[start of Provided information]

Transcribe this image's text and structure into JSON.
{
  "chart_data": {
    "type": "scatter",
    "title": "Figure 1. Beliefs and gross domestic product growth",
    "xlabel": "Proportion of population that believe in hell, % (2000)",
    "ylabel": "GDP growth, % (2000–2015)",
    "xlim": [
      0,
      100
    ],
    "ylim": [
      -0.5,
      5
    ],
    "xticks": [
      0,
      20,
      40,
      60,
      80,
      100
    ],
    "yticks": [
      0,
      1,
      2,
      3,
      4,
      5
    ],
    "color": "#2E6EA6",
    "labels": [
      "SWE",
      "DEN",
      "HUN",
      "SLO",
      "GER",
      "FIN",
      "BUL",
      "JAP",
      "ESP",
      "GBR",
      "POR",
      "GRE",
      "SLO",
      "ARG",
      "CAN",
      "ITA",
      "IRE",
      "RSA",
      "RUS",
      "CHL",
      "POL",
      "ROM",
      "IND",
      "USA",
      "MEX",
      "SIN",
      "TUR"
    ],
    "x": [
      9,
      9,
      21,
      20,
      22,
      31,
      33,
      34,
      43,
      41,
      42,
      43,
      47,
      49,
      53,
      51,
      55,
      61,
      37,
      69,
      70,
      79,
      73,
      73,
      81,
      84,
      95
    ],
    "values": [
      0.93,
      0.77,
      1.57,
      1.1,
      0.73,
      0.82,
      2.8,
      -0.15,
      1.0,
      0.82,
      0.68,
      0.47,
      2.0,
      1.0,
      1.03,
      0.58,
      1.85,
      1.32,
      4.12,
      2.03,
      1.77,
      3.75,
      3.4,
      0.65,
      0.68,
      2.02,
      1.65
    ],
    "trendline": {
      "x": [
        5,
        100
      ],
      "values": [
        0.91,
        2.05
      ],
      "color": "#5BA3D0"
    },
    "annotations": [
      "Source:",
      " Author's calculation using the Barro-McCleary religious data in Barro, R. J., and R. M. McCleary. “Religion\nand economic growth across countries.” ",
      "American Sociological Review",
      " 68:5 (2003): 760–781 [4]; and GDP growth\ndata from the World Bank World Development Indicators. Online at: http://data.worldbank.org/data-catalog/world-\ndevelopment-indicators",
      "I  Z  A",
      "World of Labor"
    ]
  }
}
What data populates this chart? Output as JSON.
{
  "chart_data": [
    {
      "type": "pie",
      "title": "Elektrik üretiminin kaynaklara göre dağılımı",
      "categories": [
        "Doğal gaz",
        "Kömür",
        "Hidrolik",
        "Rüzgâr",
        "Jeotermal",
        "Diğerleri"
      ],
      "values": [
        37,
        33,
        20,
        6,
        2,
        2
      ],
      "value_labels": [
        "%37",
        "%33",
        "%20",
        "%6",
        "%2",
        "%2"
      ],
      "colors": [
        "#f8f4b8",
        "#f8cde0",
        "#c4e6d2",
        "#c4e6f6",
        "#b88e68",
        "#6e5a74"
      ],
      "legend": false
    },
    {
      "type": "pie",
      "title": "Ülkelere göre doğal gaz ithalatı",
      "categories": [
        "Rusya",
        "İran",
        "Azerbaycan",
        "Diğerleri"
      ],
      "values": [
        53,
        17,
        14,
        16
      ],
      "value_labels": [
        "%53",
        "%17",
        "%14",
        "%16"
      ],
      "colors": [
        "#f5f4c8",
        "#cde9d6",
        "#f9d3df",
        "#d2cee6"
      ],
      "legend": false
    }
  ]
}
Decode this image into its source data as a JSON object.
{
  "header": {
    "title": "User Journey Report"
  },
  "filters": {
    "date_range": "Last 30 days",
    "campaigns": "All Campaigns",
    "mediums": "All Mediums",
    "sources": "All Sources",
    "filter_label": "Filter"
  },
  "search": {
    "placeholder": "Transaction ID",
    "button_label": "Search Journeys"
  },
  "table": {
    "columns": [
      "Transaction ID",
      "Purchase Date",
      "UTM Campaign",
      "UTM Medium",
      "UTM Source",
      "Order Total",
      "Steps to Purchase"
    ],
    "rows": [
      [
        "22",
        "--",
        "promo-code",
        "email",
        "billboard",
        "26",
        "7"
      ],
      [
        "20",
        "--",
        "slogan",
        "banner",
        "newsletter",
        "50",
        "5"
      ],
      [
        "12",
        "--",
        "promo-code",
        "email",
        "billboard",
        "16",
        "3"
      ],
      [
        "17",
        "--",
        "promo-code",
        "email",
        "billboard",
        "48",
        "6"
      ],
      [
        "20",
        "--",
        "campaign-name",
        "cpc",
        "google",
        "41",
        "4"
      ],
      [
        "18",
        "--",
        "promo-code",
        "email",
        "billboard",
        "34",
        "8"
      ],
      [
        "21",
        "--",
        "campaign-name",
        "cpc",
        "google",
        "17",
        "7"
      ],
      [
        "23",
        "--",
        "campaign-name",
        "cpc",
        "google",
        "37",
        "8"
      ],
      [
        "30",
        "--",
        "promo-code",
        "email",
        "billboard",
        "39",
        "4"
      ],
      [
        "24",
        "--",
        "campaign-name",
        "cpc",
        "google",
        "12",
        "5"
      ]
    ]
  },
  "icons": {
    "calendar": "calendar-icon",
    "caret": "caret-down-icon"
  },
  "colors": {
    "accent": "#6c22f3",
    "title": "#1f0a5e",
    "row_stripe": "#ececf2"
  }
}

[end of Provided information]

What is being asked: Set down the material above again, word for word.

Response:
Transcribe this image's text and structure into JSON.
{
  "chart_data": {
    "type": "scatter",
    "title": "Figure 1. Beliefs and gross domestic product growth",
    "xlabel": "Proportion of population that believe in hell, % (2000)",
    "ylabel": "GDP growth, % (2000–2015)",
    "xlim": [
      0,
      100
    ],
    "ylim": [
      -0.5,
      5
    ],
    "xticks": [
      0,
      20,
      40,
      60,
      80,
      100
    ],
    "yticks": [
      0,
      1,
      2,
      3,
      4,
      5
    ],
    "color": "#2E6EA6",
    "labels": [
      "SWE",
      "DEN",
      "HUN",
      "SLO",
      "GER",
      "FIN",
      "BUL",
      "JAP",
      "ESP",
      "GBR",
      "POR",
      "GRE",
      "SLO",
      "ARG",
      "CAN",
      "ITA",
      "IRE",
      "RSA",
      "RUS",
      "CHL",
      "POL",
      "ROM",
      "IND",
      "USA",
      "MEX",
      "SIN",
      "TUR"
    ],
    "x": [
      9,
      9,
      21,
      20,
      22,
      31,
      33,
      34,
      43,
      41,
      42,
      43,
      47,
      49,
      53,
      51,
      55,
      61,
      37,
      69,
      70,
      79,
      73,
      73,
      81,
      84,
      95
    ],
    "values": [
      0.93,
      0.77,
      1.57,
      1.1,
      0.73,
      0.82,
      2.8,
      -0.15,
      1.0,
      0.82,
      0.68,
      0.47,
      2.0,
      1.0,
      1.03,
      0.58,
      1.85,
      1.32,
      4.12,
      2.03,
      1.77,
      3.75,
      3.4,
      0.65,
      0.68,
      2.02,
      1.65
    ],
    "trendline": {
      "x": [
        5,
        100
      ],
      "values": [
        0.91,
        2.05
      ],
      "color": "#5BA3D0"
    },
    "annotations": [
      "Source:",
      " Author's calculation using the Barro-McCleary religious data in Barro, R. J., and R. M. McCleary. “Religion\nand economic growth across countries.” ",
      "American Sociological Review",
      " 68:5 (2003): 760–781 [4]; and GDP growth\ndata from the World Bank World Development Indicators. Online at: http://data.worldbank.org/data-catalog/world-\ndevelopment-indicators",
      "I  Z  A",
      "World of Labor"
    ]
  }
}
What data populates this chart? Output as JSON.
{
  "chart_data": [
    {
      "type": "pie",
      "title": "Elektrik üretiminin kaynaklara göre dağılımı",
      "categories": [
        "Doğal gaz",
        "Kömür",
        "Hidrolik",
        "Rüzgâr",
        "Jeotermal",
        "Diğerleri"
      ],
      "values": [
        37,
        33,
        20,
        6,
        2,
        2
      ],
      "value_labels": [
        "%37",
        "%33",
        "%20",
        "%6",
        "%2",
        "%2"
      ],
      "colors": [
        "#f8f4b8",
        "#f8cde0",
        "#c4e6d2",
        "#c4e6f6",
        "#b88e68",
        "#6e5a74"
      ],
      "legend": false
    },
    {
      "type": "pie",
      "title": "Ülkelere göre doğal gaz ithalatı",
      "categories": [
        "Rusya",
        "İran",
        "Azerbaycan",
        "Diğerleri"
      ],
      "values": [
        53,
        17,
        14,
        16
      ],
      "value_labels": [
        "%53",
        "%17",
        "%14",
        "%16"
      ],
      "colors": [
        "#f5f4c8",
        "#cde9d6",
        "#f9d3df",
        "#d2cee6"
      ],
      "legend": false
    }
  ]
}
Decode this image into its source data as a JSON object.
{
  "header": {
    "title": "User Journey Report"
  },
  "filters": {
    "date_range": "Last 30 days",
    "campaigns": "All Campaigns",
    "mediums": "All Mediums",
    "sources": "All Sources",
    "filter_label": "Filter"
  },
  "search": {
    "placeholder": "Transaction ID",
    "button_label": "Search Journeys"
  },
  "table": {
    "columns": [
      "Transaction ID",
      "Purchase Date",
      "UTM Campaign",
      "UTM Medium",
      "UTM Source",
      "Order Total",
      "Steps to Purchase"
    ],
    "rows": [
      [
        "22",
        "--",
        "promo-code",
        "email",
        "billboard",
        "26",
        "7"
      ],
      [
        "20",
        "--",
        "slogan",
        "banner",
        "newsletter",
        "50",
        "5"
      ],
      [
        "12",
        "--",
        "promo-code",
        "email",
        "billboard",
        "16",
        "3"
      ],
      [
        "17",
        "--",
        "promo-code",
        "email",
        "billboard",
        "48",
        "6"
      ],
      [
        "20",
        "--",
        "campaign-name",
        "cpc",
        "google",
        "41",
        "4"
      ],
      [
        "18",
        "--",
        "promo-code",
        "email",
        "billboard",
        "34",
        "8"
      ],
      [
        "21",
        "--",
        "campaign-name",
        "cpc",
        "google",
        "17",
        "7"
      ],
      [
        "23",
        "--",
        "campaign-name",
        "cpc",
        "google",
        "37",
        "8"
      ],
      [
        "30",
        "--",
        "promo-code",
        "email",
        "billboard",
        "39",
        "4"
      ],
      [
        "24",
        "--",
        "campaign-name",
        "cpc",
        "google",
        "12",
        "5"
      ]
    ]
  },
  "icons": {
    "calendar": "calendar-icon",
    "caret": "caret-down-icon"
  },
  "colors": {
    "accent": "#6c22f3",
    "title": "#1f0a5e",
    "row_stripe": "#ececf2"
  }
}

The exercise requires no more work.